Data listing:

--- Begin ---

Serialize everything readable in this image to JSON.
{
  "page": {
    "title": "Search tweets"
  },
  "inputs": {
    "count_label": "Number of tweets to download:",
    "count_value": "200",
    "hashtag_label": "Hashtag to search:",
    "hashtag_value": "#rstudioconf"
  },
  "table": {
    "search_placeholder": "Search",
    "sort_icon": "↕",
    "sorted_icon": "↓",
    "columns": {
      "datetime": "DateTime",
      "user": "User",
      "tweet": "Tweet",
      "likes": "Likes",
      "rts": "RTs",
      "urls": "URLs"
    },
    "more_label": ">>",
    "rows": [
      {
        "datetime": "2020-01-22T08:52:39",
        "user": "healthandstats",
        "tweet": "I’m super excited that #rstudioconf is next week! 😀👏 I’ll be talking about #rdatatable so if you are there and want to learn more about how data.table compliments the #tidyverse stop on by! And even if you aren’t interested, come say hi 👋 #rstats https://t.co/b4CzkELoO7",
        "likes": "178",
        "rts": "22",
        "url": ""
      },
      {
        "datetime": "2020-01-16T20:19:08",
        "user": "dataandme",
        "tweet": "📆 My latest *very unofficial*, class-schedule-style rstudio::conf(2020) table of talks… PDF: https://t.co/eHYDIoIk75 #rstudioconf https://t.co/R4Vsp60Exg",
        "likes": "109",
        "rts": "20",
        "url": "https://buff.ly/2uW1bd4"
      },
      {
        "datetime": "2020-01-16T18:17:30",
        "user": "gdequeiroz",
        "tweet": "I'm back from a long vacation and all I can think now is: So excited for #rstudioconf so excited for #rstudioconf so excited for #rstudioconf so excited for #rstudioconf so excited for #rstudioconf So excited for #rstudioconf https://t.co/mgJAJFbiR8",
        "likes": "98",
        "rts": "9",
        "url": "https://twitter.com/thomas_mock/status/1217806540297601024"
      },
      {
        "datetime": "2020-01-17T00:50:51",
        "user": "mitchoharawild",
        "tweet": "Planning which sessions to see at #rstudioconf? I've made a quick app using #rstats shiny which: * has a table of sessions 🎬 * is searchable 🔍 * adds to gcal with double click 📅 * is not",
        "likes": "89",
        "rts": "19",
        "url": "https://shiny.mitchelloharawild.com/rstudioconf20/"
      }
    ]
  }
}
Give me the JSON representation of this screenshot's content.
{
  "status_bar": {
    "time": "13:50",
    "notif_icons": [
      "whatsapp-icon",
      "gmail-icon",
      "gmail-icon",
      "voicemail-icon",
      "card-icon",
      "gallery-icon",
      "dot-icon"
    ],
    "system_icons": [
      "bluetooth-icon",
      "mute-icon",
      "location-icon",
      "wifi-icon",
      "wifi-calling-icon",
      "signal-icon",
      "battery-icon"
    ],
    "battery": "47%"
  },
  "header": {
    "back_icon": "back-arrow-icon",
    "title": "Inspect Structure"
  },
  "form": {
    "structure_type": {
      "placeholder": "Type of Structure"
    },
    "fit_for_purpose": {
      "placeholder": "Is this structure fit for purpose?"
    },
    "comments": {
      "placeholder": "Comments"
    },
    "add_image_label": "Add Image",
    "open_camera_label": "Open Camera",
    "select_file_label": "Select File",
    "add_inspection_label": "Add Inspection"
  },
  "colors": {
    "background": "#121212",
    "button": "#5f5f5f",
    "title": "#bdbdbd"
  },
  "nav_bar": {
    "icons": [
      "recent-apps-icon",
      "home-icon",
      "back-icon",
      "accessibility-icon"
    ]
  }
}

--- End ---

Task details: Retype the records above exactly.

Exercise answer:
Serialize everything readable in this image to JSON.
{
  "page": {
    "title": "Search tweets"
  },
  "inputs": {
    "count_label": "Number of tweets to download:",
    "count_value": "200",
    "hashtag_label": "Hashtag to search:",
    "hashtag_value": "#rstudioconf"
  },
  "table": {
    "search_placeholder": "Search",
    "sort_icon": "↕",
    "sorted_icon": "↓",
    "columns": {
      "datetime": "DateTime",
      "user": "User",
      "tweet": "Tweet",
      "likes": "Likes",
      "rts": "RTs",
      "urls": "URLs"
    },
    "more_label": ">>",
    "rows": [
      {
        "datetime": "2020-01-22T08:52:39",
        "user": "healthandstats",
        "tweet": "I’m super excited that #rstudioconf is next week! 😀👏 I’ll be talking about #rdatatable so if you are there and want to learn more about how data.table compliments the #tidyverse stop on by! And even if you aren’t interested, come say hi 👋 #rstats https://t.co/b4CzkELoO7",
        "likes": "178",
        "rts": "22",
        "url": ""
      },
      {
        "datetime": "2020-01-16T20:19:08",
        "user": "dataandme",
        "tweet": "📆 My latest *very unofficial*, class-schedule-style rstudio::conf(2020) table of talks… PDF: https://t.co/eHYDIoIk75 #rstudioconf https://t.co/R4Vsp60Exg",
        "likes": "109",
        "rts": "20",
        "url": "https://buff.ly/2uW1bd4"
      },
      {
        "datetime": "2020-01-16T18:17:30",
        "user": "gdequeiroz",
        "tweet": "I'm back from a long vacation and all I can think now is: So excited for #rstudioconf so excited for #rstudioconf so excited for #rstudioconf so excited for #rstudioconf so excited for #rstudioconf So excited for #rstudioconf https://t.co/mgJAJFbiR8",
        "likes": "98",
        "rts": "9",
        "url": "https://twitter.com/thomas_mock/status/1217806540297601024"
      },
      {
        "datetime": "2020-01-17T00:50:51",
        "user": "mitchoharawild",
        "tweet": "Planning which sessions to see at #rstudioconf? I've made a quick app using #rstats shiny which: * has a table of sessions 🎬 * is searchable 🔍 * adds to gcal with double click 📅 * is not",
        "likes": "89",
        "rts": "19",
        "url": "https://shiny.mitchelloharawild.com/rstudioconf20/"
      }
    ]
  }
}
Give me the JSON representation of this screenshot's content.
{
  "status_bar": {
    "time": "13:50",
    "notif_icons": [
      "whatsapp-icon",
      "gmail-icon",
      "gmail-icon",
      "voicemail-icon",
      "card-icon",
      "gallery-icon",
      "dot-icon"
    ],
    "system_icons": [
      "bluetooth-icon",
      "mute-icon",
      "location-icon",
      "wifi-icon",
      "wifi-calling-icon",
      "signal-icon",
      "battery-icon"
    ],
    "battery": "47%"
  },
  "header": {
    "back_icon": "back-arrow-icon",
    "title": "Inspect Structure"
  },
  "form": {
    "structure_type": {
      "placeholder": "Type of Structure"
    },
    "fit_for_purpose": {
      "placeholder": "Is this structure fit for purpose?"
    },
    "comments": {
      "placeholder": "Comments"
    },
    "add_image_label": "Add Image",
    "open_camera_label": "Open Camera",
    "select_file_label": "Select File",
    "add_inspection_label": "Add Inspection"
  },
  "colors": {
    "background": "#121212",
    "button": "#5f5f5f",
    "title": "#bdbdbd"
  },
  "nav_bar": {
    "icons": [
      "recent-apps-icon",
      "home-icon",
      "back-icon",
      "accessibility-icon"
    ]
  }
}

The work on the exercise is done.